─── STORED RECORDS
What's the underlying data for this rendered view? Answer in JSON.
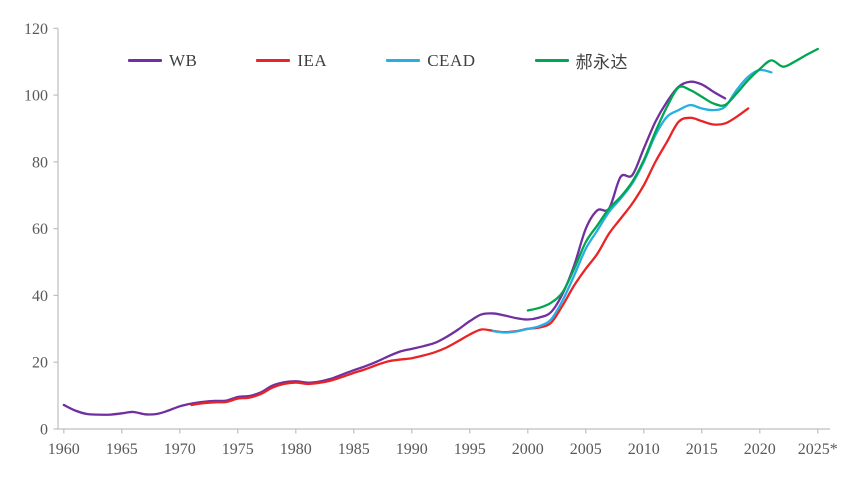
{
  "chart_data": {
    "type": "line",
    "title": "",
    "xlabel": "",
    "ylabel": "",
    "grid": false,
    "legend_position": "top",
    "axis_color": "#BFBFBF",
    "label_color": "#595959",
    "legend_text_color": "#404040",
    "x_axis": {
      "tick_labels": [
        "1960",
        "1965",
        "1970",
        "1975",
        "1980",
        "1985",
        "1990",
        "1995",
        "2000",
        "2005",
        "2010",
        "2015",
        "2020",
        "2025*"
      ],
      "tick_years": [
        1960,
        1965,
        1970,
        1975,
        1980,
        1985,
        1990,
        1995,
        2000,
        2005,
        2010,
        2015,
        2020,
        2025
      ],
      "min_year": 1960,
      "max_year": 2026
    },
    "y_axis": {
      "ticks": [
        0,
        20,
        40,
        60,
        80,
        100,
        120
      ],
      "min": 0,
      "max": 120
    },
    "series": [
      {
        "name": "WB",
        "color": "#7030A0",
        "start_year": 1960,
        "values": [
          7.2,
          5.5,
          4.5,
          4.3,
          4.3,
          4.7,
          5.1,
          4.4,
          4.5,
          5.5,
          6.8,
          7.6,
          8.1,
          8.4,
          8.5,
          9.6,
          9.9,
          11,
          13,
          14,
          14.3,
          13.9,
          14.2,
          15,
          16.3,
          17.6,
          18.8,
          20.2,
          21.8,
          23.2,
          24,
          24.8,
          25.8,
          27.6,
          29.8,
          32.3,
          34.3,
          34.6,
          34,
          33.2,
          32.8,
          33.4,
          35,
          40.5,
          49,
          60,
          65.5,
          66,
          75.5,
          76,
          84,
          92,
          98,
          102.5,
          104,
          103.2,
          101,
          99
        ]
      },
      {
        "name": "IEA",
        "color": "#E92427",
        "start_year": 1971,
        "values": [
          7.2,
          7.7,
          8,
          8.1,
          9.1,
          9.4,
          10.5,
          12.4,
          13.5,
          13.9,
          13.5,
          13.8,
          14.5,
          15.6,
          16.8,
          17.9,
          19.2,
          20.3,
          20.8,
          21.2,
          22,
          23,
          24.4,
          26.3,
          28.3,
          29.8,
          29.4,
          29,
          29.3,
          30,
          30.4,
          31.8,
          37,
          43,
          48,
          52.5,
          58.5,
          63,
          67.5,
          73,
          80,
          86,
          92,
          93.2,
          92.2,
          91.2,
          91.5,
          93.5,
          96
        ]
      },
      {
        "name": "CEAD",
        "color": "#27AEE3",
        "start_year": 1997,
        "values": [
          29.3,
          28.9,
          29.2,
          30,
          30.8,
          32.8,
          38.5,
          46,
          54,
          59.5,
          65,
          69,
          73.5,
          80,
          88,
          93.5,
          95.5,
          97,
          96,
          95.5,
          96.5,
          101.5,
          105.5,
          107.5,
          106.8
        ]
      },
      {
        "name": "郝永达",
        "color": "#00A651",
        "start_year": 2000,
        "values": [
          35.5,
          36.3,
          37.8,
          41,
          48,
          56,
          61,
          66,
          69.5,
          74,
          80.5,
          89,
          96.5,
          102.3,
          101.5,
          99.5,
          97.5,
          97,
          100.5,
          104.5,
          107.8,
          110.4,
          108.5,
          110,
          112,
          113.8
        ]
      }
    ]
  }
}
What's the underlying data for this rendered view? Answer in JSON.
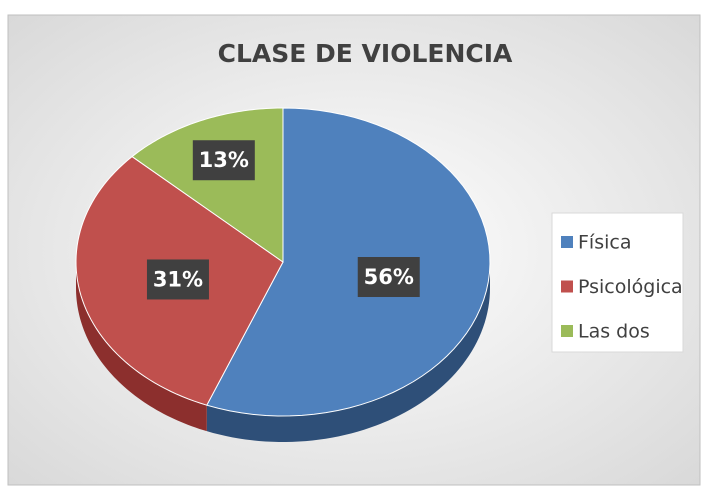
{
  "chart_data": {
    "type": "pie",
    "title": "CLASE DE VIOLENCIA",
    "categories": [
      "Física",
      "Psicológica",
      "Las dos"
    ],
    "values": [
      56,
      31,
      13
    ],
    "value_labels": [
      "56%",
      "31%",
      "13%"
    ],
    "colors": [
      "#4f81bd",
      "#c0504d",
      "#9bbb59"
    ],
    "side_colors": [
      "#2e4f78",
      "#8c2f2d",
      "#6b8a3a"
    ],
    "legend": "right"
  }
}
──────
GIVEN REQUEST ▸ Copy out all the data without changing anything, and drop the pictures.

TASK RESULT ▸
What's the underlying data for this rendered view? Answer in JSON.
{
  "chart_data": {
    "type": "line",
    "title": "",
    "xlabel": "",
    "ylabel": "",
    "grid": false,
    "legend_position": "top",
    "axis_color": "#BFBFBF",
    "label_color": "#595959",
    "legend_text_color": "#404040",
    "x_axis": {
      "tick_labels": [
        "1960",
        "1965",
        "1970",
        "1975",
        "1980",
        "1985",
        "1990",
        "1995",
        "2000",
        "2005",
        "2010",
        "2015",
        "2020",
        "2025*"
      ],
      "tick_years": [
        1960,
        1965,
        1970,
        1975,
        1980,
        1985,
        1990,
        1995,
        2000,
        2005,
        2010,
        2015,
        2020,
        2025
      ],
      "min_year": 1960,
      "max_year": 2026
    },
    "y_axis": {
      "ticks": [
        0,
        20,
        40,
        60,
        80,
        100,
        120
      ],
      "min": 0,
      "max": 120
    },
    "series": [
      {
        "name": "WB",
        "color": "#7030A0",
        "start_year": 1960,
        "values": [
          7.2,
          5.5,
          4.5,
          4.3,
          4.3,
          4.7,
          5.1,
          4.4,
          4.5,
          5.5,
          6.8,
          7.6,
          8.1,
          8.4,
          8.5,
          9.6,
          9.9,
          11,
          13,
          14,
          14.3,
          13.9,
          14.2,
          15,
          16.3,
          17.6,
          18.8,
          20.2,
          21.8,
          23.2,
          24,
          24.8,
          25.8,
          27.6,
          29.8,
          32.3,
          34.3,
          34.6,
          34,
          33.2,
          32.8,
          33.4,
          35,
          40.5,
          49,
          60,
          65.5,
          66,
          75.5,
          76,
          84,
          92,
          98,
          102.5,
          104,
          103.2,
          101,
          99
        ]
      },
      {
        "name": "IEA",
        "color": "#E92427",
        "start_year": 1971,
        "values": [
          7.2,
          7.7,
          8,
          8.1,
          9.1,
          9.4,
          10.5,
          12.4,
          13.5,
          13.9,
          13.5,
          13.8,
          14.5,
          15.6,
          16.8,
          17.9,
          19.2,
          20.3,
          20.8,
          21.2,
          22,
          23,
          24.4,
          26.3,
          28.3,
          29.8,
          29.4,
          29,
          29.3,
          30,
          30.4,
          31.8,
          37,
          43,
          48,
          52.5,
          58.5,
          63,
          67.5,
          73,
          80,
          86,
          92,
          93.2,
          92.2,
          91.2,
          91.5,
          93.5,
          96
        ]
      },
      {
        "name": "CEAD",
        "color": "#27AEE3",
        "start_year": 1997,
        "values": [
          29.3,
          28.9,
          29.2,
          30,
          30.8,
          32.8,
          38.5,
          46,
          54,
          59.5,
          65,
          69,
          73.5,
          80,
          88,
          93.5,
          95.5,
          97,
          96,
          95.5,
          96.5,
          101.5,
          105.5,
          107.5,
          106.8
        ]
      },
      {
        "name": "郝永达",
        "color": "#00A651",
        "start_year": 2000,
        "values": [
          35.5,
          36.3,
          37.8,
          41,
          48,
          56,
          61,
          66,
          69.5,
          74,
          80.5,
          89,
          96.5,
          102.3,
          101.5,
          99.5,
          97.5,
          97,
          100.5,
          104.5,
          107.8,
          110.4,
          108.5,
          110,
          112,
          113.8
        ]
      }
    ]
  }
}
What's the underlying data for this rendered view? Answer in JSON.
{
  "chart_data": {
    "type": "pie",
    "title": "CLASE DE VIOLENCIA",
    "categories": [
      "Física",
      "Psicológica",
      "Las dos"
    ],
    "values": [
      56,
      31,
      13
    ],
    "value_labels": [
      "56%",
      "31%",
      "13%"
    ],
    "colors": [
      "#4f81bd",
      "#c0504d",
      "#9bbb59"
    ],
    "side_colors": [
      "#2e4f78",
      "#8c2f2d",
      "#6b8a3a"
    ],
    "legend": "right"
  }
}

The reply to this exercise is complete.